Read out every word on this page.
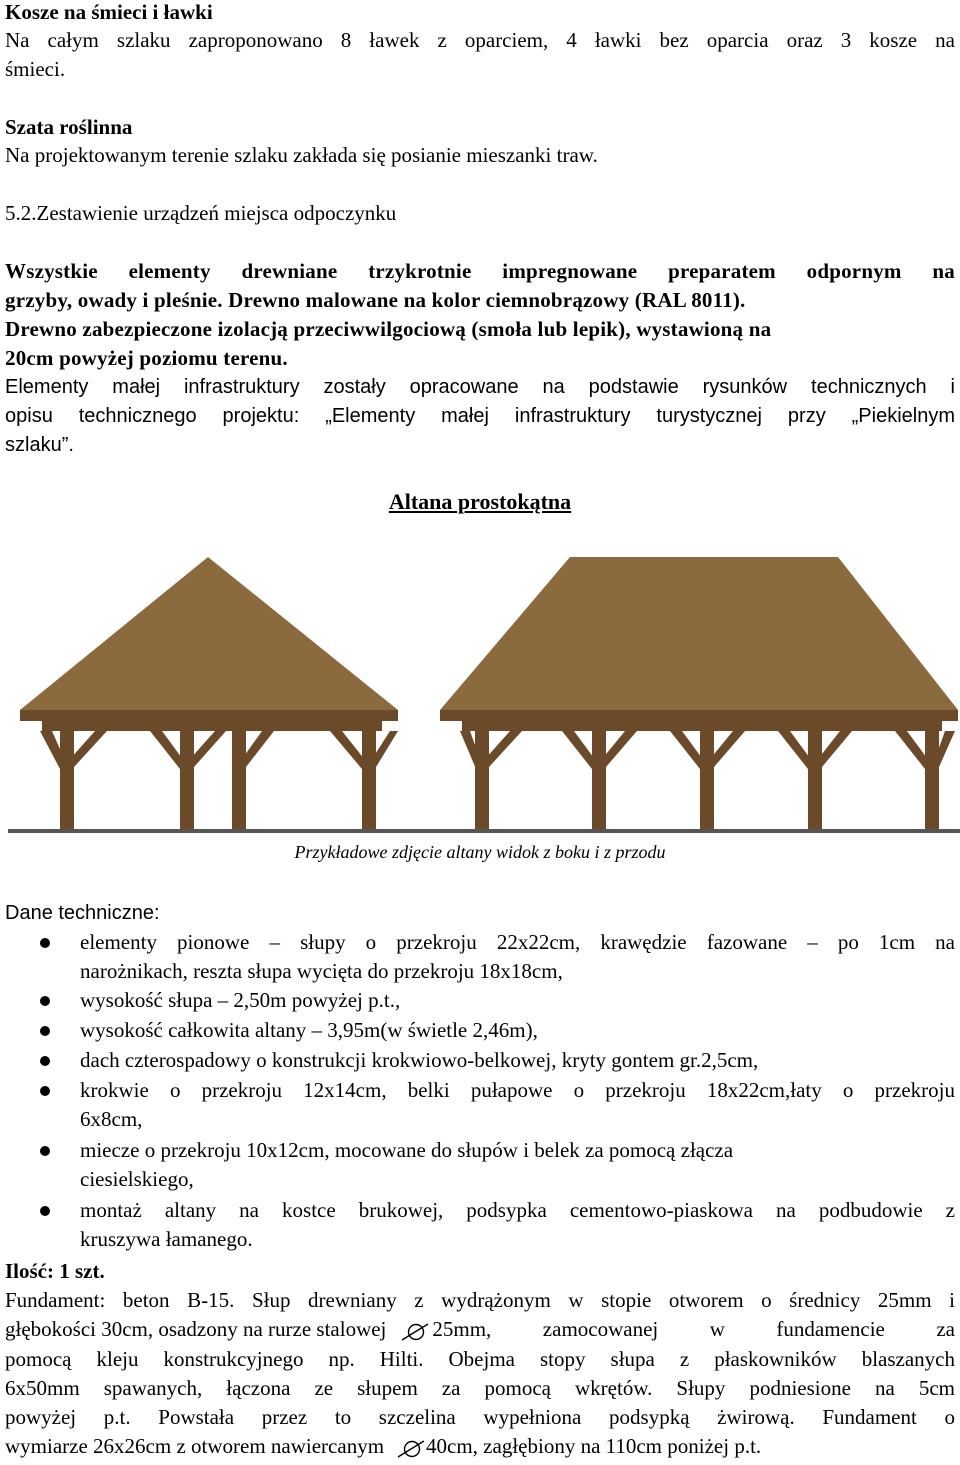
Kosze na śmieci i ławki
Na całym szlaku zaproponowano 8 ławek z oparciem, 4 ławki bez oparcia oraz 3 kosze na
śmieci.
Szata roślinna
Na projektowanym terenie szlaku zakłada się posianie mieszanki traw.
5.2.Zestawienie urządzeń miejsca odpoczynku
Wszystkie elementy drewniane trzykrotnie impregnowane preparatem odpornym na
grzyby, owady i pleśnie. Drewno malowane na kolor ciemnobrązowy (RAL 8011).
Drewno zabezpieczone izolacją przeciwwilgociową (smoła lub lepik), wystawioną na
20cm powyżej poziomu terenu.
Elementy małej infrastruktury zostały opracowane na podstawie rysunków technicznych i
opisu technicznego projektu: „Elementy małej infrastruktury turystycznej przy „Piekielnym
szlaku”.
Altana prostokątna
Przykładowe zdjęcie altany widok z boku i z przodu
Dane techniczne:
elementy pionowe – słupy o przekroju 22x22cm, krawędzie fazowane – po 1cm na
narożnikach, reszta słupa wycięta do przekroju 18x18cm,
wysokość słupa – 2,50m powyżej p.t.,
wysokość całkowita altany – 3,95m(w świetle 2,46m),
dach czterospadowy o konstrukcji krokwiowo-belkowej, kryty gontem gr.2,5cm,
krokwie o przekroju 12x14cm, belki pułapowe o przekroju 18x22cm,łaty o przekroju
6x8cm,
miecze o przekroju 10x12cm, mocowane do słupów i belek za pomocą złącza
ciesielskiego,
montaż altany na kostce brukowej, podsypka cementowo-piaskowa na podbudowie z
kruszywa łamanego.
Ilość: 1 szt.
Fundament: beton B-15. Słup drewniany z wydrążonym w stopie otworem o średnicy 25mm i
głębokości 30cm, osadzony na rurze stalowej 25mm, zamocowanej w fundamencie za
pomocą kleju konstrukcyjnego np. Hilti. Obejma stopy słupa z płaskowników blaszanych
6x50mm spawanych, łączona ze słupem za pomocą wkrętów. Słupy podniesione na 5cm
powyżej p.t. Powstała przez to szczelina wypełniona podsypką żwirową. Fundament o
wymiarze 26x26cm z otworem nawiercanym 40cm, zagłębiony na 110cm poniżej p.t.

○ ○ ○ ○ ○

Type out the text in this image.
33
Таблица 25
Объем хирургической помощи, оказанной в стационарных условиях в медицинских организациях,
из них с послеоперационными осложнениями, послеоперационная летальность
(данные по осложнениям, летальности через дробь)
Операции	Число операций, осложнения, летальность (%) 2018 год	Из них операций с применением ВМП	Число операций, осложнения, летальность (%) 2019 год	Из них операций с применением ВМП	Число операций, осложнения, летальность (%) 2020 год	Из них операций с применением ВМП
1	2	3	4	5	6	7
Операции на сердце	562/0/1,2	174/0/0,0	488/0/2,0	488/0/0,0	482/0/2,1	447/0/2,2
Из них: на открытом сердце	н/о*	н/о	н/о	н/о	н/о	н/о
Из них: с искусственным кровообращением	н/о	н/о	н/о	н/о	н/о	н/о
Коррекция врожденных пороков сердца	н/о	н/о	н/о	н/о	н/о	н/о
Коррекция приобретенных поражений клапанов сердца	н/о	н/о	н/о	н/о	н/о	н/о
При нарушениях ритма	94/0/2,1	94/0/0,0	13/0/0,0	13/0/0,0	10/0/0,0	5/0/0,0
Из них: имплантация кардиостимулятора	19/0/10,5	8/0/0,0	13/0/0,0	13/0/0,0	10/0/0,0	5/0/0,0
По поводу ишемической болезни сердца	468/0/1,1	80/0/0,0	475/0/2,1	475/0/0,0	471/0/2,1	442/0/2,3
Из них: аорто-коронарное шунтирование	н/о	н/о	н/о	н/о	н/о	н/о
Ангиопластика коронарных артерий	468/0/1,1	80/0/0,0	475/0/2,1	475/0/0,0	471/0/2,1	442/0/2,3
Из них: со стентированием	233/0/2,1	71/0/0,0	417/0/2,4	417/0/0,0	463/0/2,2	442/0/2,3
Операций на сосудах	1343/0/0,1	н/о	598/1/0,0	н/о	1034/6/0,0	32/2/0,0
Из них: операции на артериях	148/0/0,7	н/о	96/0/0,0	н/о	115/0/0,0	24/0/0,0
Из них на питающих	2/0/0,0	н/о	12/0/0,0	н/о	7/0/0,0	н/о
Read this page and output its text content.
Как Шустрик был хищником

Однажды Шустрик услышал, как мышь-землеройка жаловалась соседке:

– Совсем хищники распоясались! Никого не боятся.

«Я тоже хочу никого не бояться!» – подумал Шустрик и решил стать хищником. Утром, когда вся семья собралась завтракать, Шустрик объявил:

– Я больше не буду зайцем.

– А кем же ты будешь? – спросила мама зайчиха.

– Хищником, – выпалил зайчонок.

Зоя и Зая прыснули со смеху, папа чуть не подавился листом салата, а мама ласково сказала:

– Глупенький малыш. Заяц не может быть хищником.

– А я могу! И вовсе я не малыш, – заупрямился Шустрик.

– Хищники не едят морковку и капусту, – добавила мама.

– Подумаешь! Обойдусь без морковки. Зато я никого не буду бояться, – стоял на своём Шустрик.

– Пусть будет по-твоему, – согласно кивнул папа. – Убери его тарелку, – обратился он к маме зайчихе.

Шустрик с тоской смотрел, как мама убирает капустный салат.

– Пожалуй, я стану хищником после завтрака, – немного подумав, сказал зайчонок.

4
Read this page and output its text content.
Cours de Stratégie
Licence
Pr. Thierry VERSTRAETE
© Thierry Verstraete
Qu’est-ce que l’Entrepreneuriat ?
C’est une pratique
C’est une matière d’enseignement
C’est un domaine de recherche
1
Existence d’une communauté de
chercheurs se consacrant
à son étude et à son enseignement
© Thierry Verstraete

○ ○ ○ ○ ○

- **Aim of the exercise**:
Using the entries above, return each line that includes the word "małej".

- **Result**:
Elementy małej infrastruktury zostały opracowane na podstawie rysunków technicznych i
opisu technicznego projektu: „Elementy małej infrastruktury turystycznej przy „Piekielnym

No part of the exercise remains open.